* _Consignes de travail_:
a: Recopiez à l'identique, dans le texte sur les applications de surveillance du personnel, le passage allant de « Certaines applications peuvent » jusqu'à « frappes au clavier. ».
b: Poursuivez le texte consacré aux applications de surveillance du personnel à partir de l'endroit où il s'arrête.

Cependant, les applications de traçage controversées, aussi appelées « patrongiciels », suscitent de plus en plus d’intérêt. Ces outils permettent aux dirigeants de surveiller en détail les activités de leur personnel, à la manière de « Big Brother ».
Certaines applications peuvent suivre le personnel en temps réel, faire des captures d’écran des ordinateurs des travailleurs à intervalles réguliers, enregistrer les frappes au clavier et ce qui apparaît à leur écran. Dans certains cas, ces outils peuvent être installés à l’insu du personnel. Certaines de ces applications permettent de faire notamment ce qui suit.
StaffCop : permet de voir en temps réel l’écran de l’ordinateur du personnel en télétravail, de suivre l’historique de la navigation sur internet, d’enregistrer l’historique de l’utilisation des programmes et des frappes au clavier.
Activtrak : donne des informations détaillées sur l’emploi du temps du personnel, en classant des applications et sites web comme productifs ou improductifs.
CleverControl : les administrateurs peuvent enregistrer les sons provenant du microphone et des haut-parleurs d’un employé pour surveiller les conversations pendant un appel.
Si la technologie vous permet d’espionner votre personnel, devriez-vous le faire?

Entrées de données:
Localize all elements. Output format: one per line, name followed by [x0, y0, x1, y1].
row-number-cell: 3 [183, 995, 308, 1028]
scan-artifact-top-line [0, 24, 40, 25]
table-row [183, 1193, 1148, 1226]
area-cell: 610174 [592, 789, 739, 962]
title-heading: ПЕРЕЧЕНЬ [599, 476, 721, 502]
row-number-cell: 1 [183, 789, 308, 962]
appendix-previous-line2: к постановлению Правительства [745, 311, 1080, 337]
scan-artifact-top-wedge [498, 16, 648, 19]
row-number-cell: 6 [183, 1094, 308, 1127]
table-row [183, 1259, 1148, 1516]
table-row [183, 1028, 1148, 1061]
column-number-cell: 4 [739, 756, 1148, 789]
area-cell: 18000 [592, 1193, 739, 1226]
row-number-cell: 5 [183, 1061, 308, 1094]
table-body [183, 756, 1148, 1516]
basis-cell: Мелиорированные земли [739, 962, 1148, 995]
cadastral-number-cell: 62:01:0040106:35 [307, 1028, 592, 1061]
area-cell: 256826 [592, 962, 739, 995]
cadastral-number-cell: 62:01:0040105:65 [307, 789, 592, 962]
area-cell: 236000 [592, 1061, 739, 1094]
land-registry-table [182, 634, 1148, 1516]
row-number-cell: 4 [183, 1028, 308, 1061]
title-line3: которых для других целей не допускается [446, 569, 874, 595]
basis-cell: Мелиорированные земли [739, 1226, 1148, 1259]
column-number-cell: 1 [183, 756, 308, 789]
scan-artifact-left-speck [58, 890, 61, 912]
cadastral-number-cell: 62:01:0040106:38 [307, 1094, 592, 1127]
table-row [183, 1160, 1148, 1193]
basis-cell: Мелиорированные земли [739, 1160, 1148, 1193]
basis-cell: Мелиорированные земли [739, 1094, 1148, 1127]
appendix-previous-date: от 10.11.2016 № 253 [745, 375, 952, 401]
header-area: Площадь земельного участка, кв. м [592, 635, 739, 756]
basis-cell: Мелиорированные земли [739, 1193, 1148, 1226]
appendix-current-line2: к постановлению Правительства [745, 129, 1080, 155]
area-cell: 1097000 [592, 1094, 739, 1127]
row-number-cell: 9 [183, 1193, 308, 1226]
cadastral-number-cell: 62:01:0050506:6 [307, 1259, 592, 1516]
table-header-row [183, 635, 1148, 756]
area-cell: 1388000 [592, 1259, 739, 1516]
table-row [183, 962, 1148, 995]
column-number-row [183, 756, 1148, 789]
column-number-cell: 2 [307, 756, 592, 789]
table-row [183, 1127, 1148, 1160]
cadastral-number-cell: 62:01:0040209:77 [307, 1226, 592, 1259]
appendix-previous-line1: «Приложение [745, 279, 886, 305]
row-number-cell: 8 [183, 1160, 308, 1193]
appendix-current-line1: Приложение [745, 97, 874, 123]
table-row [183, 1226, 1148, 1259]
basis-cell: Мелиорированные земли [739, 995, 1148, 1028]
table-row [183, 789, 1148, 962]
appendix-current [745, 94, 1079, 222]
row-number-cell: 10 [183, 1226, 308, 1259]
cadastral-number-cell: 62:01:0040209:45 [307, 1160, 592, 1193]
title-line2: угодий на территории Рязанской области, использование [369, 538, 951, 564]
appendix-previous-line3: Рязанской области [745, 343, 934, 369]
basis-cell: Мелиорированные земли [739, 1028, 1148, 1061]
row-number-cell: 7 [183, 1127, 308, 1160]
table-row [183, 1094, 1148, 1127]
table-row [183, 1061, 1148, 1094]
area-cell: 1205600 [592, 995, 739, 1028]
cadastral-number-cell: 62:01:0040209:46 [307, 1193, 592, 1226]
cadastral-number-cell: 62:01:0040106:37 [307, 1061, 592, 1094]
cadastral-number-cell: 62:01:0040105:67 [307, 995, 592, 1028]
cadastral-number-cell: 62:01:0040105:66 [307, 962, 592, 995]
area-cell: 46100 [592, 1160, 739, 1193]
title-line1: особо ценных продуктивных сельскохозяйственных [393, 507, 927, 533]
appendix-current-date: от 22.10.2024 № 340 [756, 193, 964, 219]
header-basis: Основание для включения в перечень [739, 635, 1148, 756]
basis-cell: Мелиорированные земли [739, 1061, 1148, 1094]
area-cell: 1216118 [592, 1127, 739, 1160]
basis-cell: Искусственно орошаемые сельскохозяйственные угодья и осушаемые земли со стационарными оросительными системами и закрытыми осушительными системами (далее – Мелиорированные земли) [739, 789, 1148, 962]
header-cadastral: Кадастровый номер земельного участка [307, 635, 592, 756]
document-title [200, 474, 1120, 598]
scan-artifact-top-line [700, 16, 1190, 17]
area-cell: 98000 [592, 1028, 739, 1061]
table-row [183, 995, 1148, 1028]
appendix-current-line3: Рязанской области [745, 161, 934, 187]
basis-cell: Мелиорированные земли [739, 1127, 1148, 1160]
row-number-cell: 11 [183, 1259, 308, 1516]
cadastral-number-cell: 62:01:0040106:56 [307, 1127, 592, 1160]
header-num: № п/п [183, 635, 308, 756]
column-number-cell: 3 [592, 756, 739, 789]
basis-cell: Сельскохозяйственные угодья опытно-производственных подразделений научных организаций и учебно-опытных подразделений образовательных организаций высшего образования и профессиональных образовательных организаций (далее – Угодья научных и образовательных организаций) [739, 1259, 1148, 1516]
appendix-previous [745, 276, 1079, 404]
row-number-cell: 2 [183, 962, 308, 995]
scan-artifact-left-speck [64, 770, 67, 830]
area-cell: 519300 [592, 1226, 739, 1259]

* _Liste des réponses_:
a:
Certaines applications peuvent suivre le personnel en temps réel, faire des captures d’écran des ordinateurs des travailleurs à intervalles réguliers, enregistrer les frappes au clavier et ce qui apparaît à leur écran. Dans certains cas, ces outils peuvent être installés à l’insu du personnel. Certaines de ces applications permettent de faire notamment ce qui suit.
StaffCop : permet de voir en temps réel l’écran de l’ordinateur du personnel en télétravail, de suivre l’historique de la navigation sur internet, d’enregistrer l’historique de l’utilisation des programmes et des frappes au clavier.

b:
Rita Selvaggi, cheffe de la direction d’ActivTrak, répond par la négative ; même si le logiciel de son entreprise peut fournir des comptes-rendus précis et prendre automatiquement des captures d’écran. « Nous privilégions la connaissance par rapport à la surveillance ; les données doivent être utiles et ne doivent pas nécessairement être utilisées aux seules fins de surveillance ou de contrôle. »
La surveillance du personnel est-elle légale au Canada?
Toutes les provinces et tous les territoires ont une législation qui régit la collecte, l’utilisation et la communication des renseignements personnels dans le secteur public. Toutefois, dans le secteur privé, seuls la Colombie-Britannique, l’Alberta et le Québec ont une législation similaire.
La Personal Information Protection Act (PIPA) de l’Alberta autorise les entreprises à recueillir des renseignements personnels sur les employés à des « fins raisonnables liées au recrutement, à la gestion ou à la cessation d’emploi », à condition que les employés reçoivent un « avis raisonnable » et des renseignements sur les raisons pour lesquelles ces renseignements sont recueillis. Elle précise également qu’une organisation « doit donner à la personne une possibilité raisonnable de refuser de donner son consentement. »
Dans une entrevue accordée à l’émission Go Public de la CBC, Soma Ray-Ellis, avocate en droit du travail à Toronto, explique que les employeurs ne sont souvent pas suffisamment informés de la manière dont les données seront utilisées, ce qui rend le consentement éclairé difficile. L’avocat Lior Samfiru ajoute que l’on peut exiger des employés qu’ils téléchargent une application sur leur téléphone cellulaire, mais seulement si on leur dit que c’est une exigence au moment de l’embauche. Dans le cas contraire, refuser de la télécharger n’est pas considéré comme une inconduite et un motif de licenciement.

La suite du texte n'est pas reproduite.